* DATASET EXCERPTS:
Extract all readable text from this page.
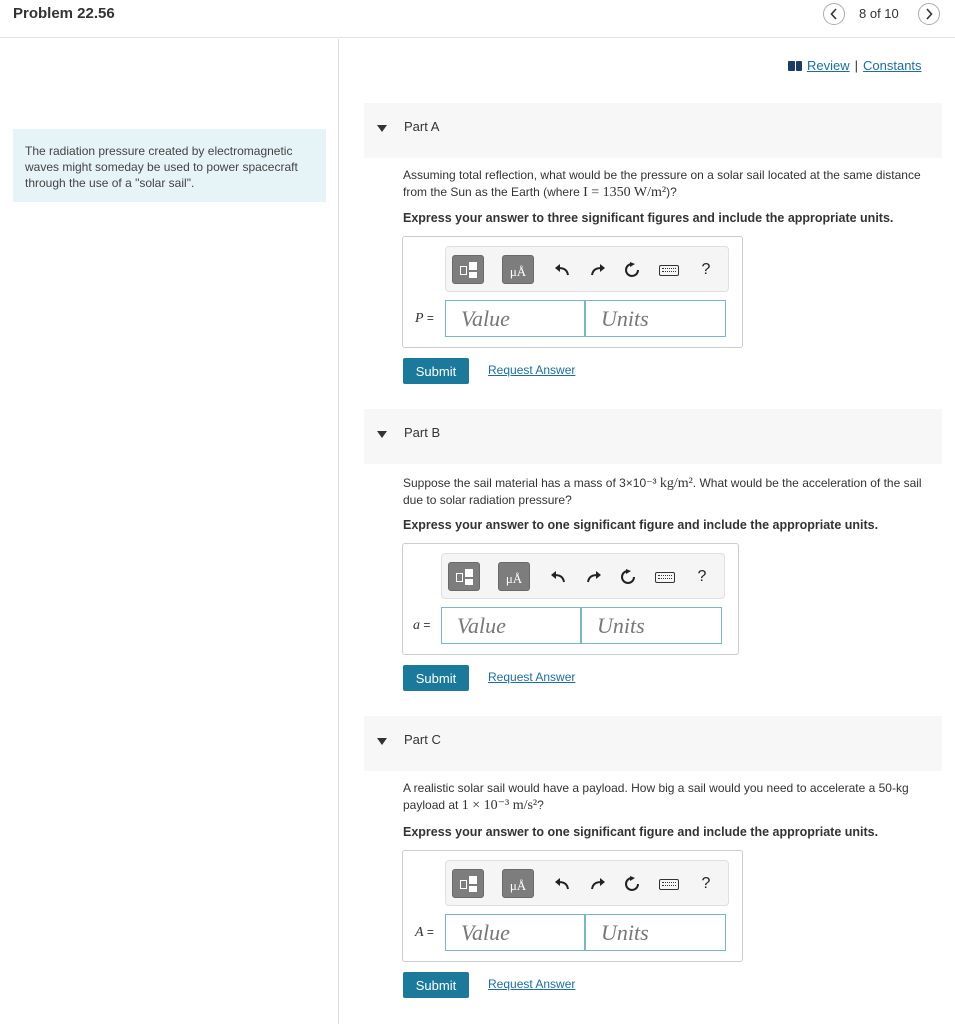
Problem 22.56	8 of 10
The radiation pressure created by electromagnetic waves might someday be used to power spacecraft through the use of a "solar sail".
Review | Constants
Part A
Assuming total reflection, what would be the pressure on a solar sail located at the same distance from the Sun as the Earth (where I = 1350 W/m²)?
Express your answer to three significant figures and include the appropriate units.
μÅ	?
P =	Value	Units
Submit	Request Answer
Part B
Suppose the sail material has a mass of 3×10⁻³ kg/m². What would be the acceleration of the sail due to solar radiation pressure?
Express your answer to one significant figure and include the appropriate units.
μÅ	?
a =	Value	Units
Submit	Request Answer
Part C
A realistic solar sail would have a payload. How big a sail would you need to accelerate a 50-kg payload at 1 × 10⁻³ m/s²?
Express your answer to one significant figure and include the appropriate units.
μÅ	?
A =	Value	Units
Submit	Request Answer
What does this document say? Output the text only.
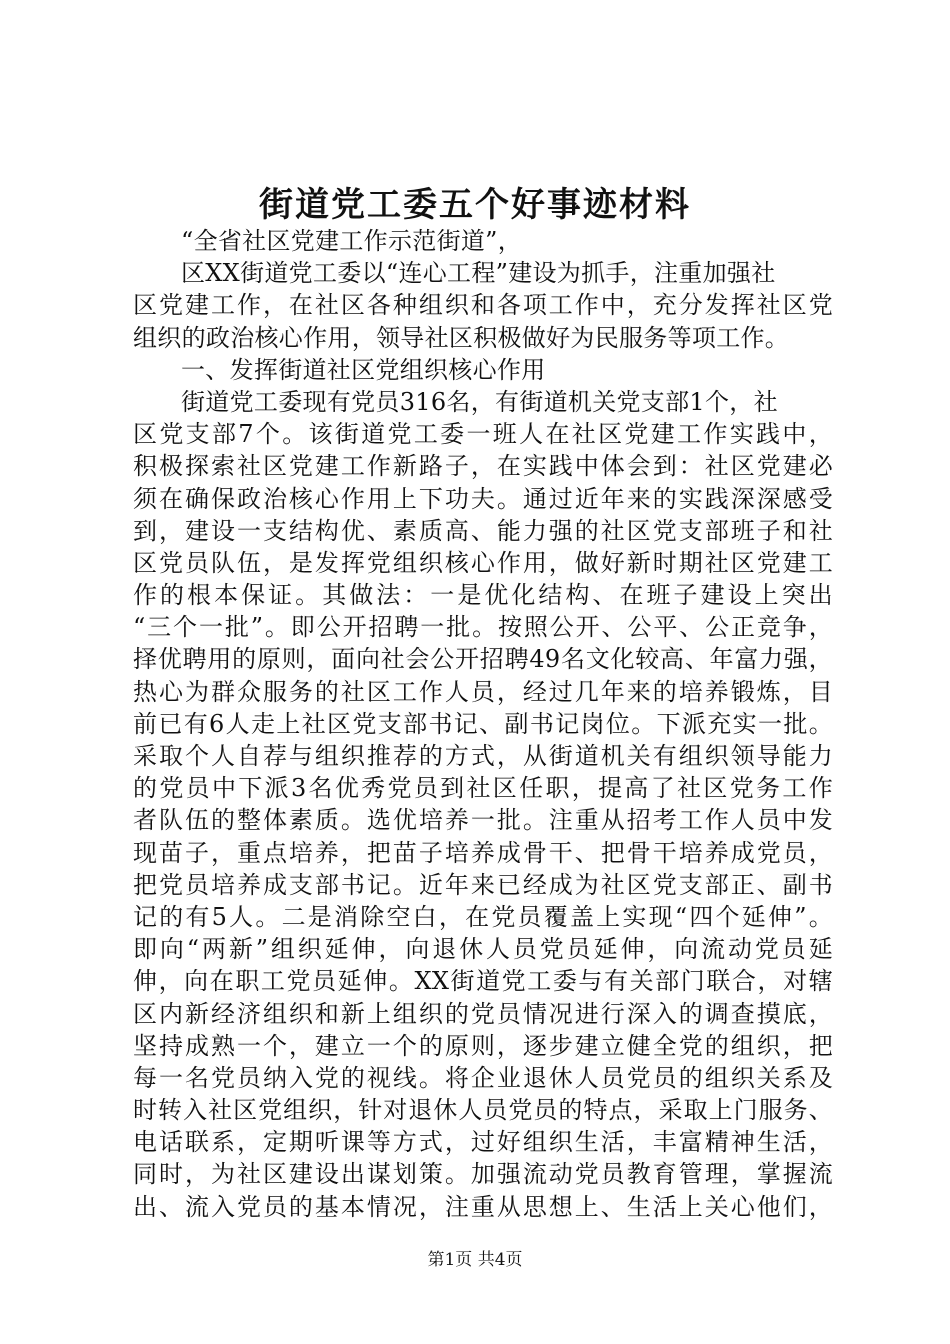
街道党工委五个好事迹材料
“全省社区党建工作示范街道”，
区XX街道党工委以“连心工程”建设为抓手，注重加强社
区党建工作，在社区各种组织和各项工作中，充分发挥社区党
组织的政治核心作用，领导社区积极做好为民服务等项工作。
一、发挥街道社区党组织核心作用
街道党工委现有党员316名，有街道机关党支部1个，社
区党支部7个。该街道党工委一班人在社区党建工作实践中，
积极探索社区党建工作新路子，在实践中体会到：社区党建必
须在确保政治核心作用上下功夫。通过近年来的实践深深感受
到，建设一支结构优、素质高、能力强的社区党支部班子和社
区党员队伍，是发挥党组织核心作用，做好新时期社区党建工
作的根本保证。其做法：一是优化结构、在班子建设上突出
“三个一批”。即公开招聘一批。按照公开、公平、公正竞争，
择优聘用的原则，面向社会公开招聘49名文化较高、年富力强，
热心为群众服务的社区工作人员，经过几年来的培养锻炼，目
前已有6人走上社区党支部书记、副书记岗位。下派充实一批。
采取个人自荐与组织推荐的方式，从街道机关有组织领导能力
的党员中下派3名优秀党员到社区任职，提高了社区党务工作
者队伍的整体素质。选优培养一批。注重从招考工作人员中发
现苗子，重点培养，把苗子培养成骨干、把骨干培养成党员，
把党员培养成支部书记。近年来已经成为社区党支部正、副书
记的有5人。二是消除空白，在党员覆盖上实现“四个延伸”。
即向“两新”组织延伸，向退休人员党员延伸，向流动党员延
伸，向在职工党员延伸。XX街道党工委与有关部门联合，对辖
区内新经济组织和新上组织的党员情况进行深入的调查摸底，
坚持成熟一个，建立一个的原则，逐步建立健全党的组织，把
每一名党员纳入党的视线。将企业退休人员党员的组织关系及
时转入社区党组织，针对退休人员党员的特点，采取上门服务、
电话联系，定期听课等方式，过好组织生活，丰富精神生活，
同时，为社区建设出谋划策。加强流动党员教育管理，掌握流
出、流入党员的基本情况，注重从思想上、生活上关心他们，
第1页 共4页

* EXERCISE REQUIREMENTS:
Only lines that contain the word "pressure" are wanted; copy each of them.

* PROBLEM SOLUTION:
The radiation pressure created by electromagnetic waves might someday be used to power spacecraft through the use of a "solar sail".
Assuming total reflection, what would be the pressure on a solar sail located at the same distance from the Sun as the Earth (where I = 1350 W/m²)?
Suppose the sail material has a mass of 3×10⁻³ kg/m². What would be the acceleration of the sail due to solar radiation pressure?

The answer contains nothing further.